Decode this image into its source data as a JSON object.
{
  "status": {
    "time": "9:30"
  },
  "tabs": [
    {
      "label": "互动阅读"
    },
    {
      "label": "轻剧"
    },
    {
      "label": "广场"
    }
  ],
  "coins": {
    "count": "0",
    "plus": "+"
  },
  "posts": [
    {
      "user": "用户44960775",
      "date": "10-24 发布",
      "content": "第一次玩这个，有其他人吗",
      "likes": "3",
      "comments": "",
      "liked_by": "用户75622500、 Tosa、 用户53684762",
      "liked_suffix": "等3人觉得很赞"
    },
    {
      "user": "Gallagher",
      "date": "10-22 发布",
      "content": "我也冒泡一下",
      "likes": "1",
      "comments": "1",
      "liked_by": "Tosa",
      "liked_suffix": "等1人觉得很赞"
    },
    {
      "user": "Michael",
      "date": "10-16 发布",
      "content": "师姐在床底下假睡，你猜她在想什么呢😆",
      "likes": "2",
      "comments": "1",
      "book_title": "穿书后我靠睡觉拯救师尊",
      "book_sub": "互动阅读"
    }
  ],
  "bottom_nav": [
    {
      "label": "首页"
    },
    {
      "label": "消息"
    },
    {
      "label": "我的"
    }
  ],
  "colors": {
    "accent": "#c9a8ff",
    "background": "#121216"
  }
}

+===+

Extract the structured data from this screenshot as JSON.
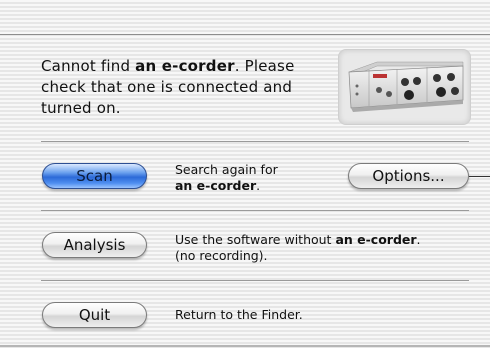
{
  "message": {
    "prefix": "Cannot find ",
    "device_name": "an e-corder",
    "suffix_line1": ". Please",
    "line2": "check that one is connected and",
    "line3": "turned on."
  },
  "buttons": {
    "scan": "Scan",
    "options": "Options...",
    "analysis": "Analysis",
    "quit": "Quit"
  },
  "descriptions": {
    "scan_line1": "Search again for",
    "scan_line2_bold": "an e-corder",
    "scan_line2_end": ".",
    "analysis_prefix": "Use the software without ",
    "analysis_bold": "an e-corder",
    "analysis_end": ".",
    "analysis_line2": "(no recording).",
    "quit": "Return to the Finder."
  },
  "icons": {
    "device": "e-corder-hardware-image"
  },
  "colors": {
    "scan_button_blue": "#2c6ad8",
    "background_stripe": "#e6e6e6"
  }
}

+===+

## [REQUIREMENTS]
Check each line of the entries above, and show every one holding the word "date".

## [EXPECTED ANSWER]
      "date": "10-24 发布",
      "date": "10-22 发布",
      "date": "10-16 发布",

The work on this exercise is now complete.